_DIRECTIONS_
Copy out each line in the material below that has the word "Abdel".

Dataset entries:
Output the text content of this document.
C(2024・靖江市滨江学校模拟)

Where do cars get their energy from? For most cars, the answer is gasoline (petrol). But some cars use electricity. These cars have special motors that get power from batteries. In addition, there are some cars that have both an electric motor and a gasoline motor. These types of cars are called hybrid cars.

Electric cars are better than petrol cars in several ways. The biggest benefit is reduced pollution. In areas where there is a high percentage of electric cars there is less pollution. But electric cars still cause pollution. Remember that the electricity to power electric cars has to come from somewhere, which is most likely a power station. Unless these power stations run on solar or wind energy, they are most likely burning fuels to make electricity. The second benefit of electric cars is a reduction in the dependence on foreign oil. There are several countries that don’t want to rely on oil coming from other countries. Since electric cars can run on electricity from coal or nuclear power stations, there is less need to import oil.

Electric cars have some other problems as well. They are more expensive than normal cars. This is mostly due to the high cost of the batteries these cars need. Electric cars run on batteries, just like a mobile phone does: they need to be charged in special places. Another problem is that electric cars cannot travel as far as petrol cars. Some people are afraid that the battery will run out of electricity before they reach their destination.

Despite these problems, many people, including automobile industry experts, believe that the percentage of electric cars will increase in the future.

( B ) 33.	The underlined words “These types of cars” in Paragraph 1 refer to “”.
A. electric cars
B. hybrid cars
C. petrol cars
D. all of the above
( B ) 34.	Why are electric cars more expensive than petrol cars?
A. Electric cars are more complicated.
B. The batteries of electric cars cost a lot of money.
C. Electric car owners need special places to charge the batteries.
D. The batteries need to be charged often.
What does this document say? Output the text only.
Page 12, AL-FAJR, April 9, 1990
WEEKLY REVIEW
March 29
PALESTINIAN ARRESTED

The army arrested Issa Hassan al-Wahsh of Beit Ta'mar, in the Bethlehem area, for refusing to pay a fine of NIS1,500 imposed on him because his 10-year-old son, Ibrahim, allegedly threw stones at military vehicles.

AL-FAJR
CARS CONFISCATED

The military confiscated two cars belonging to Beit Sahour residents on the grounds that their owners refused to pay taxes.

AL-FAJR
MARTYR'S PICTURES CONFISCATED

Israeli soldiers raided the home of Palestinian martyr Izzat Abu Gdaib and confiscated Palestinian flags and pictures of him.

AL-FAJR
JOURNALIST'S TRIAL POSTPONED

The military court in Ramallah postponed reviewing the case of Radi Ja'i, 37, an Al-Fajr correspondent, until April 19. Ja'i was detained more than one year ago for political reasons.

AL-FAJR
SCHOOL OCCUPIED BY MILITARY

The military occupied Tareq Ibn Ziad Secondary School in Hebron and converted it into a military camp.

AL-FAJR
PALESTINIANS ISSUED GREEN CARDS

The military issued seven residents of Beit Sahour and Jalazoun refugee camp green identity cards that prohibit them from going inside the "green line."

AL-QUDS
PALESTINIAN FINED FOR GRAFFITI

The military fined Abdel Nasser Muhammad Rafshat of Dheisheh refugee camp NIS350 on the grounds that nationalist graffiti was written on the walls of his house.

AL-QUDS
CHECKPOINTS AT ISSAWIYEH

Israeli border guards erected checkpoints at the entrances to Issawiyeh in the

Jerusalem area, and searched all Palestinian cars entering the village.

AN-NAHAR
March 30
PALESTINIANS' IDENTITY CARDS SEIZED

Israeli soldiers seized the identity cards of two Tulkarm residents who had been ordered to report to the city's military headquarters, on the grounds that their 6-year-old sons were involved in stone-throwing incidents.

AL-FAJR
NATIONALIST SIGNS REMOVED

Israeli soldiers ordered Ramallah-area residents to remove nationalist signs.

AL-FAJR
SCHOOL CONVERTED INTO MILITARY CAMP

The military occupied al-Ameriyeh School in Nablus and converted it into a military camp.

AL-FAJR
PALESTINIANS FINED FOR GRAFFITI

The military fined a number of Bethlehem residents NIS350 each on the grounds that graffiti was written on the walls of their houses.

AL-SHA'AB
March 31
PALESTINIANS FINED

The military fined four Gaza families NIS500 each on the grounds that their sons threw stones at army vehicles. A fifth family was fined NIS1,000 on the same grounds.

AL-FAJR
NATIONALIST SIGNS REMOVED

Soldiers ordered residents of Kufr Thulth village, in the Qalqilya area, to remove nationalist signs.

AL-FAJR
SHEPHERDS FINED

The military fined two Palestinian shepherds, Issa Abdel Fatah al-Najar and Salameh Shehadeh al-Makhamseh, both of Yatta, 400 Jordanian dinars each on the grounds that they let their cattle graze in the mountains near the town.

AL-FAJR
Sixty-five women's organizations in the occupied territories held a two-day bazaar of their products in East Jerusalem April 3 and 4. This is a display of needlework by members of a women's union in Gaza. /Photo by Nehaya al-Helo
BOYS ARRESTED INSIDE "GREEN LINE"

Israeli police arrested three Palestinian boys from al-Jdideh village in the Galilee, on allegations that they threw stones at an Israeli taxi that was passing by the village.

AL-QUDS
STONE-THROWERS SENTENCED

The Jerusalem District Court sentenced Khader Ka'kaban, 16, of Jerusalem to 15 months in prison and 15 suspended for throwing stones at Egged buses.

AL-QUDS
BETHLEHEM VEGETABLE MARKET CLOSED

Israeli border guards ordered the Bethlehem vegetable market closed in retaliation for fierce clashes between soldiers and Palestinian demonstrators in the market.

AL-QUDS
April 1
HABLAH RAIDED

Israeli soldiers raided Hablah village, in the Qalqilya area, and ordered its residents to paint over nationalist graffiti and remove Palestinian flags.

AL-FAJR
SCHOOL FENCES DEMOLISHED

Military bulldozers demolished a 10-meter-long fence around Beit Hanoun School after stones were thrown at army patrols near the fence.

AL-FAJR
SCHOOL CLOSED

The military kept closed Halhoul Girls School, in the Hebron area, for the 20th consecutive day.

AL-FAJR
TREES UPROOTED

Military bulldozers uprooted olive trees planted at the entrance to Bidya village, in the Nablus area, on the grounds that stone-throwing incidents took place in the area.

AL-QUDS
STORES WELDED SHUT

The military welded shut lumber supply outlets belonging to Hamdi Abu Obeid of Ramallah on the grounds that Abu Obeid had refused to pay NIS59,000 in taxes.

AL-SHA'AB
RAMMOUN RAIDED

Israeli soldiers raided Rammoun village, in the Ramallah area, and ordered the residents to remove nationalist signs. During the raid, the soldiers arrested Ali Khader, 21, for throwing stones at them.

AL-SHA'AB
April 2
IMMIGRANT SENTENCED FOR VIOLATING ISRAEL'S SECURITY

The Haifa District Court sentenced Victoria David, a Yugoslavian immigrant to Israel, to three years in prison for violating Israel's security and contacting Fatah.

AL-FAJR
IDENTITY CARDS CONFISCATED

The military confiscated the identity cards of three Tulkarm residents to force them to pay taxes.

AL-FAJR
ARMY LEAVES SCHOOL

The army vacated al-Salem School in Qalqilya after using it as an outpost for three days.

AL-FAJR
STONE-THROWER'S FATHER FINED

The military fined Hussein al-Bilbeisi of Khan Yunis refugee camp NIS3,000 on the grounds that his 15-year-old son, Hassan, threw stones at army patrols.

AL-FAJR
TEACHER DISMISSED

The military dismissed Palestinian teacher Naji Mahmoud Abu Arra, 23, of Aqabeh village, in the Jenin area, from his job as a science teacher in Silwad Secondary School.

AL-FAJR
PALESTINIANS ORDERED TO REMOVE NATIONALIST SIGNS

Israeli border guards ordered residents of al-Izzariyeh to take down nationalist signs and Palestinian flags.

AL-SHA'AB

_RESPONSE_
The military fined Abdel Nasser Muhammad Rafshat of Dheisheh refugee camp NIS350 on the grounds that nationalist graffiti was written on the walls of his house.
The military fined two Palestinian shepherds, Issa Abdel Fatah al-Najar and Salameh Shehadeh al-Makhamseh, both of Yatta, 400 Jordanian dinars each on the grounds that they let their cattle graze in the mountains near the town.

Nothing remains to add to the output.